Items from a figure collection
━━━━

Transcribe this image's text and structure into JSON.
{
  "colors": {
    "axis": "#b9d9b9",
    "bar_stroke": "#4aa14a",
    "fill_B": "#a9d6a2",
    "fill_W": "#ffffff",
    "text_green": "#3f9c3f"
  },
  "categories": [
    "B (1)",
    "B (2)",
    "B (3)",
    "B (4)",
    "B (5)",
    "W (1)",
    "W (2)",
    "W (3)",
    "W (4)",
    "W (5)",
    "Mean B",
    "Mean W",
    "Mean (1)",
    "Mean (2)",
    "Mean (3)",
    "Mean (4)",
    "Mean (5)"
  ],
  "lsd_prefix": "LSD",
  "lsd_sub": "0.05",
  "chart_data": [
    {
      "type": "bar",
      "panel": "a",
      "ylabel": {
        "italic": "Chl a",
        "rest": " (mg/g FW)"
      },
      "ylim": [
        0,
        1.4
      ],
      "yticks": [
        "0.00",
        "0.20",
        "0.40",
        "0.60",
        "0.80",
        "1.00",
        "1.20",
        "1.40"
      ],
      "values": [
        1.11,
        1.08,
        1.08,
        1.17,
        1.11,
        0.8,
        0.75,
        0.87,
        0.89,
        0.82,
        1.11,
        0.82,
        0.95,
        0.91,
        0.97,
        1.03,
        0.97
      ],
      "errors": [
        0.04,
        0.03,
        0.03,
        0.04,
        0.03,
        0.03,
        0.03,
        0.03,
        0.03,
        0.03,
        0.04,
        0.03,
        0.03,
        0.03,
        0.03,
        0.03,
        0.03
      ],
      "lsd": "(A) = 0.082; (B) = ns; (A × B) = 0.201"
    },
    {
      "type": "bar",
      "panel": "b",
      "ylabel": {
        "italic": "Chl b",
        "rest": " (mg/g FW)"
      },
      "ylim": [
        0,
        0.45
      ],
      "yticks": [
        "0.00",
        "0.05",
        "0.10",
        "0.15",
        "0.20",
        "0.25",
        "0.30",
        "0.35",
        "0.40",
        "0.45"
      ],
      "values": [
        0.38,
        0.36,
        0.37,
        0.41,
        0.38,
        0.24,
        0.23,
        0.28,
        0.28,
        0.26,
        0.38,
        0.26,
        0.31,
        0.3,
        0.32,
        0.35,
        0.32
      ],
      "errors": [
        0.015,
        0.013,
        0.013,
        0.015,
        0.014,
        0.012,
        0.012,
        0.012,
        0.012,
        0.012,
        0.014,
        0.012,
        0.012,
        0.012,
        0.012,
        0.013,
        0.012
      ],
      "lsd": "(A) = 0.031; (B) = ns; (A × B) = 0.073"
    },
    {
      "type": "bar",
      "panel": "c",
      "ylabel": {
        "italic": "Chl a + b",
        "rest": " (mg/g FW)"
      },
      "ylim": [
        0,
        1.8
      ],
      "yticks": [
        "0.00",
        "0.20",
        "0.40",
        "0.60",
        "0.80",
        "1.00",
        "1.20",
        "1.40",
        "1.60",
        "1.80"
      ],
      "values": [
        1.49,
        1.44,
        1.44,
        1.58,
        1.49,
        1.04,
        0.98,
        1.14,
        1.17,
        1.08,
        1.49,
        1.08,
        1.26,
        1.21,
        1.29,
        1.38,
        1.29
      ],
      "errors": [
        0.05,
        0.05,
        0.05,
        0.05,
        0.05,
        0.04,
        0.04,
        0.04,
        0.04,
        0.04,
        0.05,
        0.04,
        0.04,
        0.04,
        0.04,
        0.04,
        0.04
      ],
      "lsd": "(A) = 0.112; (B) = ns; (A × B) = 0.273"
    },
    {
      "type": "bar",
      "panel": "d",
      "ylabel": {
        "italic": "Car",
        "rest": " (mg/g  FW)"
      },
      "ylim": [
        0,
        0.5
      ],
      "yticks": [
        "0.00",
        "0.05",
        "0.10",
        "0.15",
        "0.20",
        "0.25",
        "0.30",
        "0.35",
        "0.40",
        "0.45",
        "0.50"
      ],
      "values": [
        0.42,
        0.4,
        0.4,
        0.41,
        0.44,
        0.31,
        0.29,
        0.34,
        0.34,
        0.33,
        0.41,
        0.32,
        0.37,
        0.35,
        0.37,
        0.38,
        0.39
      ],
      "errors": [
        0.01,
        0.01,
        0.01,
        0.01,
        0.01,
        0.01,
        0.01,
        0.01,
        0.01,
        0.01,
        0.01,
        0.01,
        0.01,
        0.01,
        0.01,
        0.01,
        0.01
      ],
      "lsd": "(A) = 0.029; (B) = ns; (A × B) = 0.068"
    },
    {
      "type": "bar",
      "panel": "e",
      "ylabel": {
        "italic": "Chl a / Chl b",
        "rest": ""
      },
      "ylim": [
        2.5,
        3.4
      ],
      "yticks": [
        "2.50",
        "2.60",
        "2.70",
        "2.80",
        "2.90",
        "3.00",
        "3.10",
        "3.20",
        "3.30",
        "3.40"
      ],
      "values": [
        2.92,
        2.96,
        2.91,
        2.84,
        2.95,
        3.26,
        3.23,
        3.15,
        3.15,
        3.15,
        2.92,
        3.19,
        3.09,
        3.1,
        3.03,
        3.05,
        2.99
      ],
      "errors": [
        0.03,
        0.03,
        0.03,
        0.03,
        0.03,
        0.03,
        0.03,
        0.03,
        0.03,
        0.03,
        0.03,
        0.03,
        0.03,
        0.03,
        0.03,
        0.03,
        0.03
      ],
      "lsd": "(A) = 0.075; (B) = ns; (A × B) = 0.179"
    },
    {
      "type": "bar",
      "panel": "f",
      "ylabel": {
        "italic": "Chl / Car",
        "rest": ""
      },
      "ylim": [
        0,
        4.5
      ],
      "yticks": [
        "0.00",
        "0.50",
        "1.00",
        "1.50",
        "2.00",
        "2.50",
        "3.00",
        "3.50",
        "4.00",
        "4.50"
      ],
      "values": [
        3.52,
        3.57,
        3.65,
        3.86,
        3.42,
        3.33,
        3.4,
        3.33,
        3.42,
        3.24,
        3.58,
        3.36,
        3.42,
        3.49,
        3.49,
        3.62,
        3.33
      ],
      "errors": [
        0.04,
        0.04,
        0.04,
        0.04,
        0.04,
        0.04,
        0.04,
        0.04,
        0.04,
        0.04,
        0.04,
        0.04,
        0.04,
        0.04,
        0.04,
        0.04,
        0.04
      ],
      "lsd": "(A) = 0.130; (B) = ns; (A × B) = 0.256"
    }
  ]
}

━━━━

WHAT IS NEEDED: Determine the number of lines containing "panel". Write only that number.

ANSWER TO THIS EXERCISE: 6